Passage provided>
•••••

Sieve of Eratosthenes

Problem Description

The Sieve of Eratosthenes is an efficient algorithm to find all prime numbers up to a specified integer. It works by iteratively marking the multiples of each prime number starting from 2.

Input

• A single integer n, which specifies the upper limit for the range of numbers to check for primality.

Output

• A list of prime numbers up to and including n.

Constraints

• ( n \geq 2 )

Examples

Input:
10

Output:
[2, 3, 5, 7]

Explanation:
The prime numbers up to 10 are 2, 3, 5, and 7.

Input:
20

Output:
[2, 3, 5, 7, 11, 13, 17, 19]

Explanation:
The prime numbers up to 20 are 2, 3, 5, 7, 11, 13, 17, and 19.

Input:
50

Output:
[2, 3, 5, 7, 11, 13, 17, 19, 23, 29, 31, 37, 41, 43, 47]

Explanation:
The prime numbers up to 50 are 2, 3, 5, 7, 11, 13, 17, 19, 23, 29, 31, 37, 41, 43, and 47.

Input:
2

Output:
[2]

Explanation:
The only prime number up to 2 is 2 itself.

Input:
100

Output:
[2, 3, 5, 7, 11, 13, 17, 19, 23, 29, 31, 37, 41, 43, 47, 53, 59, 61, 67, 71, 73, 79, 83, 89, 97]

Explanation:
The prime numbers up to 100 are 2, 3, 5, 7, 11, 13, 17, 19, 23, 29, 31, 37, 41, 43, 47, 53, 59, 61, 67, 71, 73, 79, 83, 89, and 97.

•••••

What to do>
1. Copy everything in the Sieve of Eratosthenes problem from "The Sieve of" down to "( n \geq 2 )", swapping "integer" for "whole number" each time it appears.
2. According to the Sieve of Eratosthenes problem, what does the algorithm iteratively mark?

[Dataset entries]
•••••

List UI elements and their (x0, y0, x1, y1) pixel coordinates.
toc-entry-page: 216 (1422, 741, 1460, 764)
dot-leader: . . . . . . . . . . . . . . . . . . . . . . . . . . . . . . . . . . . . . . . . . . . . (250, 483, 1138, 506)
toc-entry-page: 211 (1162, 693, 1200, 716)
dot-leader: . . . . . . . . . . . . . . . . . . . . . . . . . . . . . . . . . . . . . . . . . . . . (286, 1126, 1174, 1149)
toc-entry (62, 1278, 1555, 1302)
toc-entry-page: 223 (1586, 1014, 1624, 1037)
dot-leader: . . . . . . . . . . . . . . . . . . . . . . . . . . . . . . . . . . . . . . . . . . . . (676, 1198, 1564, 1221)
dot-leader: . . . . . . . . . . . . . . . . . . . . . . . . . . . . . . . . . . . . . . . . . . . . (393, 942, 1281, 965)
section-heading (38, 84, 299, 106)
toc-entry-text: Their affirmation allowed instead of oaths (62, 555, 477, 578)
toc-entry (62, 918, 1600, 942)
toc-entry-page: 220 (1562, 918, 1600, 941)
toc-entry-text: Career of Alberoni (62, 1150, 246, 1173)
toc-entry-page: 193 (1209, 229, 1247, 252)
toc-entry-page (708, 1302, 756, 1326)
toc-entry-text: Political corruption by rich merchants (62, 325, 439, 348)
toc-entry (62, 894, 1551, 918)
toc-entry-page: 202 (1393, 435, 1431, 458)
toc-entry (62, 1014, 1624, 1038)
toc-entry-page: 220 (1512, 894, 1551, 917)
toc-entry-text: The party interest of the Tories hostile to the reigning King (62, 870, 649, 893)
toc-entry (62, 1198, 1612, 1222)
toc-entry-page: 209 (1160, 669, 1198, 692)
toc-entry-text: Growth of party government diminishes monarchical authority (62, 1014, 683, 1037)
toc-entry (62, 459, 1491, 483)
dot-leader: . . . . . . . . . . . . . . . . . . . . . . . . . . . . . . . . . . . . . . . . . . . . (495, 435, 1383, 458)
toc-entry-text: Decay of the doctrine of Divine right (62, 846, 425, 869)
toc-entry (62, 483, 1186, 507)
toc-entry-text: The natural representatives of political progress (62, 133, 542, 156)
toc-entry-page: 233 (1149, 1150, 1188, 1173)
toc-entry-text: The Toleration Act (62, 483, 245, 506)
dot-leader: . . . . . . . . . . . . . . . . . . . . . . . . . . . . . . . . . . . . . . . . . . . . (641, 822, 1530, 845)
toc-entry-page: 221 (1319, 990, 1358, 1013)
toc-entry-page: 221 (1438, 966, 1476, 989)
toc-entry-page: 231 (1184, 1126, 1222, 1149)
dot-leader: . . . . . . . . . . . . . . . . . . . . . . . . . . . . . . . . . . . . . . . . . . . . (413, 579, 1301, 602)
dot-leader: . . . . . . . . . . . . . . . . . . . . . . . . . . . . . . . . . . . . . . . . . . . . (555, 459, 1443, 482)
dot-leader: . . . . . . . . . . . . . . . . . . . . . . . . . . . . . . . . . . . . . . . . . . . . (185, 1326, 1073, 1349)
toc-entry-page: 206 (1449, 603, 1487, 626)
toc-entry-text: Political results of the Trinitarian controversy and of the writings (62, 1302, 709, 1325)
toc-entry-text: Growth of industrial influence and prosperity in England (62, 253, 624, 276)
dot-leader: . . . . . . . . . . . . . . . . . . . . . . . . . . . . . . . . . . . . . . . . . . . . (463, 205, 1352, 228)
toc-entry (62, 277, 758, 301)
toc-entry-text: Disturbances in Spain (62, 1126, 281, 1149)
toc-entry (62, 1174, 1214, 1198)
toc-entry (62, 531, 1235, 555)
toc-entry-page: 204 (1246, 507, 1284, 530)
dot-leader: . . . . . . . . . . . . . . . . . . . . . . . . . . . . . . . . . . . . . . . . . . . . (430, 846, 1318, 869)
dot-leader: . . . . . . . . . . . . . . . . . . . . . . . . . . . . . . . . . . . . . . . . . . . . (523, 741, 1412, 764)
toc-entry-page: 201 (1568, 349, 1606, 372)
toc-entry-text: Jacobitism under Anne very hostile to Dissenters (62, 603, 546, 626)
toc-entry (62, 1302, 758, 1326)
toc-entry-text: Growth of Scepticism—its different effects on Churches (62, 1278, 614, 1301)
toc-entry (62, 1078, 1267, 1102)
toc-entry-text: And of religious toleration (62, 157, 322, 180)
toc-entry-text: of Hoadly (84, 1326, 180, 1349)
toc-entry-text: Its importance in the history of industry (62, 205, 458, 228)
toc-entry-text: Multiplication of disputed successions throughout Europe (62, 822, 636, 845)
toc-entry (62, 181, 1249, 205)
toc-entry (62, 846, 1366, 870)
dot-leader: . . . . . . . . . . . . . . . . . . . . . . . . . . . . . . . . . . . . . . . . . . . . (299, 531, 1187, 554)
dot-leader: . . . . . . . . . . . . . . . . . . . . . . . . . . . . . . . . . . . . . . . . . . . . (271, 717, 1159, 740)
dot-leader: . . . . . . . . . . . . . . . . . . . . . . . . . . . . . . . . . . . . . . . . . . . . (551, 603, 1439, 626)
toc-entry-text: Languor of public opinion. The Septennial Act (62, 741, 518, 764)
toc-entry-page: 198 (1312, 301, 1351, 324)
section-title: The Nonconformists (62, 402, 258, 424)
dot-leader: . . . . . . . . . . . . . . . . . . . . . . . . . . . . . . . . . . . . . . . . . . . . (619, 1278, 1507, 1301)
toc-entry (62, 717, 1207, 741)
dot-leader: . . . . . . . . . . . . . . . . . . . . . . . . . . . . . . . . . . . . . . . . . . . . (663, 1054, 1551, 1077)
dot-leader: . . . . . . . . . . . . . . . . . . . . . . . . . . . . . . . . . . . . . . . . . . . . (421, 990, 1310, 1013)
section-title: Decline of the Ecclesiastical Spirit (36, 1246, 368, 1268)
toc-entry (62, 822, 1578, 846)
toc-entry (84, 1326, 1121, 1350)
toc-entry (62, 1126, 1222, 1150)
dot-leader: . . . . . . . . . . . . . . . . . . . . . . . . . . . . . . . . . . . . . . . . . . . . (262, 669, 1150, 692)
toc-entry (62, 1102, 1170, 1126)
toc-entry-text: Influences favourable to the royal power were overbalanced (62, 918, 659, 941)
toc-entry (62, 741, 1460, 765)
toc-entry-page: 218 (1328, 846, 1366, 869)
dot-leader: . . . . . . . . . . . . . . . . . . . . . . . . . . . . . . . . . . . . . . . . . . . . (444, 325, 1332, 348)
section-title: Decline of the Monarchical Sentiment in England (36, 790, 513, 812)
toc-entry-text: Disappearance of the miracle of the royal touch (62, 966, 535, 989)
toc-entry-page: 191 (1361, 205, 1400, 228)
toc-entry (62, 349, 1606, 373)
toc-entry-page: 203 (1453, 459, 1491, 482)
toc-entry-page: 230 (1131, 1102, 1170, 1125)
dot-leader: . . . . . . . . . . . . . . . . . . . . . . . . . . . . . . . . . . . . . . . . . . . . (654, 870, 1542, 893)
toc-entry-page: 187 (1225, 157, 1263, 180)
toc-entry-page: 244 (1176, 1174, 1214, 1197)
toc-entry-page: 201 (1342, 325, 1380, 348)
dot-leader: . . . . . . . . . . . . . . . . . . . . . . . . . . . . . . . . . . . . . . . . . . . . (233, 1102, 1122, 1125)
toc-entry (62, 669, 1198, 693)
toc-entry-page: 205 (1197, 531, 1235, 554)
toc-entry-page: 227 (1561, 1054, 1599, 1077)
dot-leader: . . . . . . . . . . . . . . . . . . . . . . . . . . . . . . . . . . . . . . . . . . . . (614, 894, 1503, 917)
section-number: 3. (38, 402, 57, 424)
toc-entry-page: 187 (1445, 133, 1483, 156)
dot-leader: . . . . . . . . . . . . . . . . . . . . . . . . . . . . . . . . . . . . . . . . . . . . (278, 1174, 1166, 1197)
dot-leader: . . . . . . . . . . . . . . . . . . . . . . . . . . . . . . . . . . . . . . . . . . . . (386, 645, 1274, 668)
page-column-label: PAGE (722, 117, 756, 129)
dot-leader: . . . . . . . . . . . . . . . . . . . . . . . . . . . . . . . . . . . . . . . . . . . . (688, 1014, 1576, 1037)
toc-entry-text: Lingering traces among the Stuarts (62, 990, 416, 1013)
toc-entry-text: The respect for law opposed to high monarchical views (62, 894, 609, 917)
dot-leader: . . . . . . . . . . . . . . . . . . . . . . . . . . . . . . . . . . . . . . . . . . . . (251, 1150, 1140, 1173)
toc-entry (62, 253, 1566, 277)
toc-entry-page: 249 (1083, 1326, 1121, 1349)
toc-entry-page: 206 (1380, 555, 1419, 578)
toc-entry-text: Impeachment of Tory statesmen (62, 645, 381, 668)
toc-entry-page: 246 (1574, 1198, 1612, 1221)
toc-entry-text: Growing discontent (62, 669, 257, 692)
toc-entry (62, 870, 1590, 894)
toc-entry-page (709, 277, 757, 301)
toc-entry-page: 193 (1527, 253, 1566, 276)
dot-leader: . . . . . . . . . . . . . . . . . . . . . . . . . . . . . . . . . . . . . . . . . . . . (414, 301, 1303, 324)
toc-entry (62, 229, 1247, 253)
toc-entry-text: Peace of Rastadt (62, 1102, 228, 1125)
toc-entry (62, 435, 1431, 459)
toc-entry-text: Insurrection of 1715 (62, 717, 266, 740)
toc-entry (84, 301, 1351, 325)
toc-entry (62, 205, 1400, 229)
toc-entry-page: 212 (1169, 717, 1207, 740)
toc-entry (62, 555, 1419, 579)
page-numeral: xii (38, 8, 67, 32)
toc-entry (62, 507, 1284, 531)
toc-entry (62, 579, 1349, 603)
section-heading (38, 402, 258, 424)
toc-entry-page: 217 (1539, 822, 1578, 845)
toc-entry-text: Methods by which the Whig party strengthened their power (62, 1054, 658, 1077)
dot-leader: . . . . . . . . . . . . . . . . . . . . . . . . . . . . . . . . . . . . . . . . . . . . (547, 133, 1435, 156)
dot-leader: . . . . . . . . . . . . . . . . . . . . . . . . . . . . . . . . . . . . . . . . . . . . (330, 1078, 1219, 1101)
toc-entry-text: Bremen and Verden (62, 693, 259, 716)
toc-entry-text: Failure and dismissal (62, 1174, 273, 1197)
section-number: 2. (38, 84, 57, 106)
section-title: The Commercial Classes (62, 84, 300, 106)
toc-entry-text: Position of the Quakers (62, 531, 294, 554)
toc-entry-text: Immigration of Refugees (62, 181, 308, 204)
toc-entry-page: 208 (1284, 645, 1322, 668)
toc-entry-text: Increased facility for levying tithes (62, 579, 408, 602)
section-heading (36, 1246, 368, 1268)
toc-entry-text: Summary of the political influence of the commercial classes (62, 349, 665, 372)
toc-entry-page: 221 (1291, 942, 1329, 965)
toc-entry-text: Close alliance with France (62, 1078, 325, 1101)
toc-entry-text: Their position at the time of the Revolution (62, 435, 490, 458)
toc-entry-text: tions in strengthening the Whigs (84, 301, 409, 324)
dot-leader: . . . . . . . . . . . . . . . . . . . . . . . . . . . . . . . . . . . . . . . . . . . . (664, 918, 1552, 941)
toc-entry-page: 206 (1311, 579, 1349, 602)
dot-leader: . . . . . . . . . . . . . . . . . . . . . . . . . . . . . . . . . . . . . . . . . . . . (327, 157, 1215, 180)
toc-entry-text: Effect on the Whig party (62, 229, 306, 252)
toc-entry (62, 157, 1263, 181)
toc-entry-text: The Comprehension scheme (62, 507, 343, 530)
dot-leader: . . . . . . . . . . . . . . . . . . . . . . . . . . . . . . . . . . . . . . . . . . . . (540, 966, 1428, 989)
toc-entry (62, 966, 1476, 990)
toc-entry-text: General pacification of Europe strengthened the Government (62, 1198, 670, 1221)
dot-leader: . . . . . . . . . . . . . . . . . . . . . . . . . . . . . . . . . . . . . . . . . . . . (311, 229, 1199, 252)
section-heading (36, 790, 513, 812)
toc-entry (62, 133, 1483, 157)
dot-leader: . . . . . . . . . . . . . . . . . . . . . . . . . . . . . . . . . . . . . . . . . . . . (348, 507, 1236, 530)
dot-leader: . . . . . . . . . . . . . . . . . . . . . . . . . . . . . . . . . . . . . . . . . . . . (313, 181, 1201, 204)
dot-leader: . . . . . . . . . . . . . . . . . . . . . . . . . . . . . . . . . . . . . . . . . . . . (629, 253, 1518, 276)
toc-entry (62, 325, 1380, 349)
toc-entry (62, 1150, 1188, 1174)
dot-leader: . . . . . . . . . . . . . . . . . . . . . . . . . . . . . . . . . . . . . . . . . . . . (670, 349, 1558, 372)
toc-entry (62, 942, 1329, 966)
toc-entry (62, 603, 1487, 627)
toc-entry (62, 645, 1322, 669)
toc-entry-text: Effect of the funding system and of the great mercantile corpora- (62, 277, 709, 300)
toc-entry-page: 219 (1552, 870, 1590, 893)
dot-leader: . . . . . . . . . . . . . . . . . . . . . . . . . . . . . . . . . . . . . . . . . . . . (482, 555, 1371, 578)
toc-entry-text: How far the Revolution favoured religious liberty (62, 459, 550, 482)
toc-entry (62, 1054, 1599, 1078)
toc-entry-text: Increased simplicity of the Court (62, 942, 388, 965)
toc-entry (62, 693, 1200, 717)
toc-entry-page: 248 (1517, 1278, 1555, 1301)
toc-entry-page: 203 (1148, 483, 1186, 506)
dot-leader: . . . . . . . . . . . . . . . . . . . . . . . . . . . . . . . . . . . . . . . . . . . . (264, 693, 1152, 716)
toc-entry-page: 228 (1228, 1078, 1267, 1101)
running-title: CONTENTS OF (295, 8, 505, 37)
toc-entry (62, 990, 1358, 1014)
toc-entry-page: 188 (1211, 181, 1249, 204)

•••••

Task results>
1.
The Sieve of Eratosthenes is an efficient algorithm to find all prime numbers up to a specified whole number. It works by iteratively marking the multiples of each prime number starting from 2.

Input

• A single whole number n, which specifies the upper limit for the range of numbers to check for primality.

Output

• A list of prime numbers up to and including n.

Constraints

• ( n \geq 2 )

2. The multiples of each prime number, starting from 2.